Copy out every line of the records where the string "label" occurs.
-=-=-
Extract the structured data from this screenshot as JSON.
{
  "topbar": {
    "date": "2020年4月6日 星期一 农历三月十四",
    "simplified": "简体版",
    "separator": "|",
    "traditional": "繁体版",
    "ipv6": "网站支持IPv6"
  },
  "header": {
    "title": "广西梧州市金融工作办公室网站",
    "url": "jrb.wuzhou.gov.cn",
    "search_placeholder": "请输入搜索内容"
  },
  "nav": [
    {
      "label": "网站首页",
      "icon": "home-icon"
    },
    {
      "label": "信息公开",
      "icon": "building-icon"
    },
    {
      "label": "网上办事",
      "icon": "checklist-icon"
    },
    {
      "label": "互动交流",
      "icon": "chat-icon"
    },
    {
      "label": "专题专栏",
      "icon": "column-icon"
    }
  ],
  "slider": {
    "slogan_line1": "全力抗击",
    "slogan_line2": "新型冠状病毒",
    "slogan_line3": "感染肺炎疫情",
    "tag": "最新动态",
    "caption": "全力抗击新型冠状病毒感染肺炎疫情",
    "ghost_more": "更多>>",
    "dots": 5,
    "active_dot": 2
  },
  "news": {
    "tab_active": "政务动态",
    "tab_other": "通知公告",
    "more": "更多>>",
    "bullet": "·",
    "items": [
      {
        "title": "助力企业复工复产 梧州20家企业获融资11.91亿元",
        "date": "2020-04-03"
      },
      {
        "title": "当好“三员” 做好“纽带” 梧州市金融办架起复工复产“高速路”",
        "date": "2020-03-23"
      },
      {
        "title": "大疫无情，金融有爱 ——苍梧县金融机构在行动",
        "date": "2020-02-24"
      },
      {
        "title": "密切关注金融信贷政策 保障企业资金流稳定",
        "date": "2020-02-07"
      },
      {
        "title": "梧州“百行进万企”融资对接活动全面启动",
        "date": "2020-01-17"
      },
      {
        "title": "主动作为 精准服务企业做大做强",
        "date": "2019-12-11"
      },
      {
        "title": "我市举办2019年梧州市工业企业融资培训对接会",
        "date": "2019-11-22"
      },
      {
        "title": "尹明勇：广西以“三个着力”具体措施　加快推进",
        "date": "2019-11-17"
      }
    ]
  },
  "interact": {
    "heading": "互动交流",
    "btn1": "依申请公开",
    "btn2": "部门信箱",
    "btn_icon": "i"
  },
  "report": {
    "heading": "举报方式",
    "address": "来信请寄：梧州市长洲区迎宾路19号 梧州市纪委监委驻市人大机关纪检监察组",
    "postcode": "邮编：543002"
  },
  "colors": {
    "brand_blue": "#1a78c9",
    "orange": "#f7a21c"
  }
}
-=-=-
• Response to the exercise:
      "label": "网站首页",
      "label": "信息公开",
      "label": "网上办事",
      "label": "互动交流",
      "label": "专题专栏",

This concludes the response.